What is expected
Print out each record below, unaltered and complete, without its images.

Dataset
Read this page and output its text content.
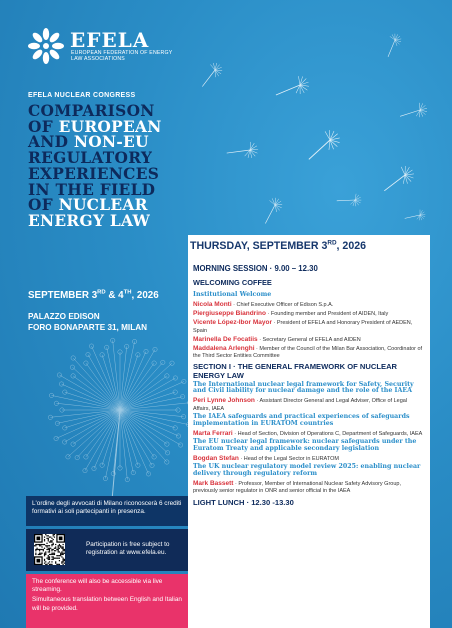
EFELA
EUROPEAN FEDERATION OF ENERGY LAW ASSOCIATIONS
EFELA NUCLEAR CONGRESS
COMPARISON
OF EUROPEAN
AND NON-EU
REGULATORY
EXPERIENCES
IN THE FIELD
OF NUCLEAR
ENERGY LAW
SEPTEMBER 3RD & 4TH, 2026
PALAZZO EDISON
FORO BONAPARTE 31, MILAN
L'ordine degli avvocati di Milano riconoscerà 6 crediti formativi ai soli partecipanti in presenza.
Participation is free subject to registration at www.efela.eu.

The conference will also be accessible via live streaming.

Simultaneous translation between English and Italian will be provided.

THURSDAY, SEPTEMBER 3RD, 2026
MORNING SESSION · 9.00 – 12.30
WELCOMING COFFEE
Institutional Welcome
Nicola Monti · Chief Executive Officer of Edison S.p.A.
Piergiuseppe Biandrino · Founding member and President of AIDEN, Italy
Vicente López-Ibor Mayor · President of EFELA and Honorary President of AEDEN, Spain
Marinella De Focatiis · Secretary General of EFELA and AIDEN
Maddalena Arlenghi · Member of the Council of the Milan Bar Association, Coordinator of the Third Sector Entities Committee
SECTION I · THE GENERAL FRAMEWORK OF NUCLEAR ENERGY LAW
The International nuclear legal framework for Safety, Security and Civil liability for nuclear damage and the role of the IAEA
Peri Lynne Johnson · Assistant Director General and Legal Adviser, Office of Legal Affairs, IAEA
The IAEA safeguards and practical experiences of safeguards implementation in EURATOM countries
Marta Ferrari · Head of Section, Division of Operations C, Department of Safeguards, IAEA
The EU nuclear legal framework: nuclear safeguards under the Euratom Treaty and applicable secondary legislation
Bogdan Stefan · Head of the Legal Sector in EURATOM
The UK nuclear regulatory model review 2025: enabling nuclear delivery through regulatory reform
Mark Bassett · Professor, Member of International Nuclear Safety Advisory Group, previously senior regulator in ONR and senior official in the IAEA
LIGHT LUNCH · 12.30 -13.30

Full output
Read this page and output its text content.
EFELA
EUROPEAN FEDERATION OF ENERGY LAW ASSOCIATIONS
EFELA NUCLEAR CONGRESS
COMPARISON
OF EUROPEAN
AND NON-EU
REGULATORY
EXPERIENCES
IN THE FIELD
OF NUCLEAR
ENERGY LAW
SEPTEMBER 3RD & 4TH, 2026
PALAZZO EDISON
FORO BONAPARTE 31, MILAN
L'ordine degli avvocati di Milano riconoscerà 6 crediti formativi ai soli partecipanti in presenza.
Participation is free subject to registration at www.efela.eu.

The conference will also be accessible via live streaming.

Simultaneous translation between English and Italian will be provided.

THURSDAY, SEPTEMBER 3RD, 2026
MORNING SESSION · 9.00 – 12.30
WELCOMING COFFEE
Institutional Welcome
Nicola Monti · Chief Executive Officer of Edison S.p.A.
Piergiuseppe Biandrino · Founding member and President of AIDEN, Italy
Vicente López-Ibor Mayor · President of EFELA and Honorary President of AEDEN, Spain
Marinella De Focatiis · Secretary General of EFELA and AIDEN
Maddalena Arlenghi · Member of the Council of the Milan Bar Association, Coordinator of the Third Sector Entities Committee
SECTION I · THE GENERAL FRAMEWORK OF NUCLEAR ENERGY LAW
The International nuclear legal framework for Safety, Security and Civil liability for nuclear damage and the role of the IAEA
Peri Lynne Johnson · Assistant Director General and Legal Adviser, Office of Legal Affairs, IAEA
The IAEA safeguards and practical experiences of safeguards implementation in EURATOM countries
Marta Ferrari · Head of Section, Division of Operations C, Department of Safeguards, IAEA
The EU nuclear legal framework: nuclear safeguards under the Euratom Treaty and applicable secondary legislation
Bogdan Stefan · Head of the Legal Sector in EURATOM
The UK nuclear regulatory model review 2025: enabling nuclear delivery through regulatory reform
Mark Bassett · Professor, Member of International Nuclear Safety Advisory Group, previously senior regulator in ONR and senior official in the IAEA
LIGHT LUNCH · 12.30 -13.30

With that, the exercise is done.